Carry on the mailing-list post about merging a single scalar value across a DAG, picking up from its final words.

* [Text section]:
**********

From: Nathaniel Smith
Subject: [Monotone-devel] more merging stuff (bit long...)
Date: Sat, 6 Aug 2005 02:08:09 -0700
User-agent: Mutt/1.5.9i

I set myself a toy problem a few days ago: is there a really, truly,
right way to merge two heads of an arbitrary DAG, when the object
being merged is as simple as possible: a single scalar value?

I assume that I'm given a graph, and each node in the graph has a
value, and no other annotation; I can add annotations, but they have
to be derived from the values and topology.  Oh, and I assume that no
revision has more than 2 parents; probably things can be generalized
to the case of indegree 3 or higher, but it seems like a reasonable
restriction...

So, anyway, here's what I came up with.  Perhaps you all can tell me
if it makes sense.

User model
----------

Since the goal was to be "really, truly, right", I had to figure out
what exactly that meant... basically, what I'm calling a "user model"

**********

* [Excerpted records]:

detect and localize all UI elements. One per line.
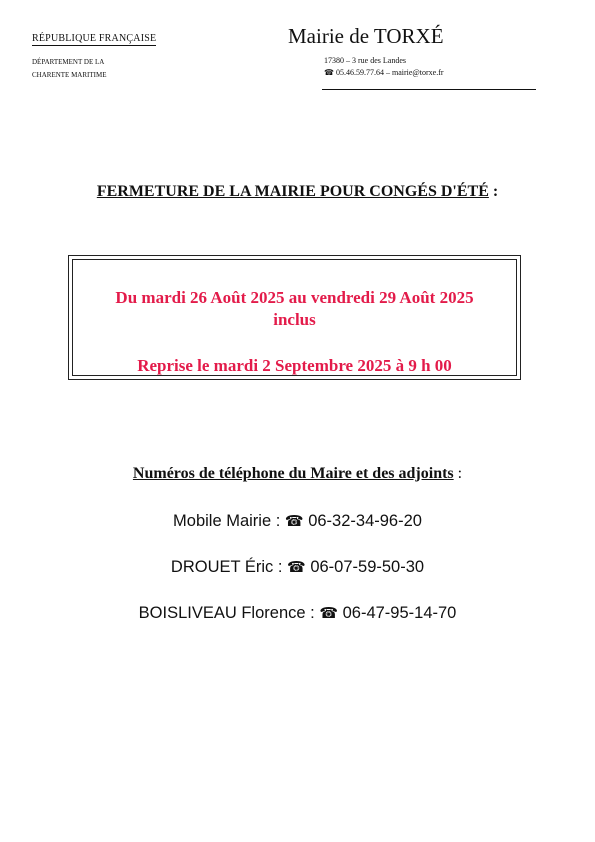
reopening-date: Reprise le mardi 2 Septembre 2025 à 9 h 00 [137, 356, 452, 375]
telephone-icon: ☎ [284, 512, 304, 530]
contact-number: 06-47-95-14-70 [342, 604, 457, 622]
contact-number: 06-07-59-50-30 [310, 558, 425, 576]
contacts-heading-text: Numéros de téléphone du Maire et des adjoints [132, 465, 454, 482]
contact-label: BOISLIVEAU Florence : [138, 604, 315, 622]
contacts-heading [0, 465, 595, 483]
republic-label: RÉPUBLIQUE FRANÇAISE [32, 33, 157, 44]
mairie-name: Mairie de TORXÉ [288, 24, 444, 48]
notice-title-text: FERMETURE DE LA MAIRIE POUR CONGÉS D'ÉTÉ [96, 183, 489, 200]
contact-number: 06-32-34-96-20 [308, 512, 422, 530]
telephone-icon: ☎ [287, 558, 306, 576]
department-line-1: DÉPARTEMENT DE LA [32, 58, 105, 66]
contact-label: DROUET Éric : [170, 558, 283, 576]
department-line-2: CHARENTE MARITIME [32, 71, 107, 79]
department-label [32, 56, 106, 82]
closure-box-inner [72, 259, 517, 376]
mairie-email: mairie@torxe.fr [391, 68, 444, 77]
notice-title-suffix: : [488, 183, 499, 200]
contact-label: Mobile Mairie : [173, 512, 281, 530]
contact-entry [0, 604, 595, 623]
mairie-phone: 05.46.59.77.64 [335, 68, 384, 77]
closure-inclusive: inclus [273, 310, 316, 329]
notice-title [0, 183, 595, 201]
closure-box [68, 255, 521, 380]
mairie-address: 17380 – 3 rue des Landes [324, 56, 406, 65]
closure-dates: Du mardi 26 Août 2025 au vendredi 29 Août 2025 [115, 288, 474, 307]
contact-entry [0, 558, 595, 577]
contacts-heading-suffix: : [453, 465, 463, 482]
mairie-contact-line [324, 68, 444, 77]
contact-separator: – [385, 68, 392, 77]
contact-entry [0, 512, 595, 531]
header-divider [322, 89, 536, 90]
telephone-icon: ☎ [319, 604, 338, 622]
phone-icon: ☎ [324, 68, 334, 77]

**********

* [Written answer]:
-- a formal definition of how the user thinks about merging, to give
an operational definition of "should conflict" and "should clean
merge".  My rules are these:
  1) whenever a user explicitly sets the value, they express a claim
     that their setting is superior to the old setting
  2) whenever a user chooses to commit a new revision, they implicitly
     affirm the validity of the decisions that led to that revision's
     parents
    Corollary of (1) and (2): whenever a user explicitly sets the
     value, they express that they consider their new setting to be
     superior to _all_ old settings
  3) A "conflict" should occur if, and only if, the settings on each
     side of the merge express parallel claims.
This in itself is not an algorithm, or anything close to it; the hope
is that it's a good description of what people actually want out of a
merge algorithm, expressed clearly enough that we can create an
algorithm that fits these desiderata.

Algorithm
---------

I'll use slightly novel notation.  Lower case letters represent values
that scalar the scalar takes.  Upper case letters represent nodes in
the graph.

Now, here's an algorithm, that is supposed to just be a transcription
of the above rules, one step more formal:
  First, we need to know where users actively expressed an intention.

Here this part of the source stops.